What to do
Take the material and output all of it exactly.

========================

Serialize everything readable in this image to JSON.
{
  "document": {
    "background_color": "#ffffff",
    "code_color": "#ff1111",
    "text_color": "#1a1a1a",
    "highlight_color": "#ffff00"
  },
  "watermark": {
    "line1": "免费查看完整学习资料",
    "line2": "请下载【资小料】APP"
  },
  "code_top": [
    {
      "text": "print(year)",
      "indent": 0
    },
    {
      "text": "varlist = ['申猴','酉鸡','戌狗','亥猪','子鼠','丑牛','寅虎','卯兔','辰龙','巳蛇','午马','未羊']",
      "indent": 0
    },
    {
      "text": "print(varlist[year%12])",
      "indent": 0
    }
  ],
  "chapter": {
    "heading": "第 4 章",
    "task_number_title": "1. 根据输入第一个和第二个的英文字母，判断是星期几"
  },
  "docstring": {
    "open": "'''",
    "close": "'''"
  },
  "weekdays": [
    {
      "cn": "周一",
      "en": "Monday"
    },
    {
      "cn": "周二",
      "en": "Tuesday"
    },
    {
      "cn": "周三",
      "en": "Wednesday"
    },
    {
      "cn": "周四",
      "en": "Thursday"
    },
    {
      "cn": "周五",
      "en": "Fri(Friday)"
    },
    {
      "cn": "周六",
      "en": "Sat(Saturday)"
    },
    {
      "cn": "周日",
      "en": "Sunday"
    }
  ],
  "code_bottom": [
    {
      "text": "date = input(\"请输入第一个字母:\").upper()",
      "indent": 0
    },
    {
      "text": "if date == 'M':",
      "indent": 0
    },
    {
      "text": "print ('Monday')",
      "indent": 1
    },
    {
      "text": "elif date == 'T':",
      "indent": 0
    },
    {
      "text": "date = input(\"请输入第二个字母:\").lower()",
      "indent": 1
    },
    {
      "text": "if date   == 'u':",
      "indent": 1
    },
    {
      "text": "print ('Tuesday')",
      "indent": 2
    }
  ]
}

========================

Result for this exercise
Serialize everything readable in this image to JSON.
{
  "document": {
    "background_color": "#ffffff",
    "code_color": "#ff1111",
    "text_color": "#1a1a1a",
    "highlight_color": "#ffff00"
  },
  "watermark": {
    "line1": "免费查看完整学习资料",
    "line2": "请下载【资小料】APP"
  },
  "code_top": [
    {
      "text": "print(year)",
      "indent": 0
    },
    {
      "text": "varlist = ['申猴','酉鸡','戌狗','亥猪','子鼠','丑牛','寅虎','卯兔','辰龙','巳蛇','午马','未羊']",
      "indent": 0
    },
    {
      "text": "print(varlist[year%12])",
      "indent": 0
    }
  ],
  "chapter": {
    "heading": "第 4 章",
    "task_number_title": "1. 根据输入第一个和第二个的英文字母，判断是星期几"
  },
  "docstring": {
    "open": "'''",
    "close": "'''"
  },
  "weekdays": [
    {
      "cn": "周一",
      "en": "Monday"
    },
    {
      "cn": "周二",
      "en": "Tuesday"
    },
    {
      "cn": "周三",
      "en": "Wednesday"
    },
    {
      "cn": "周四",
      "en": "Thursday"
    },
    {
      "cn": "周五",
      "en": "Fri(Friday)"
    },
    {
      "cn": "周六",
      "en": "Sat(Saturday)"
    },
    {
      "cn": "周日",
      "en": "Sunday"
    }
  ],
  "code_bottom": [
    {
      "text": "date = input(\"请输入第一个字母:\").upper()",
      "indent": 0
    },
    {
      "text": "if date == 'M':",
      "indent": 0
    },
    {
      "text": "print ('Monday')",
      "indent": 1
    },
    {
      "text": "elif date == 'T':",
      "indent": 0
    },
    {
      "text": "date = input(\"请输入第二个字母:\").lower()",
      "indent": 1
    },
    {
      "text": "if date   == 'u':",
      "indent": 1
    },
    {
      "text": "print ('Tuesday')",
      "indent": 2
    }
  ]
}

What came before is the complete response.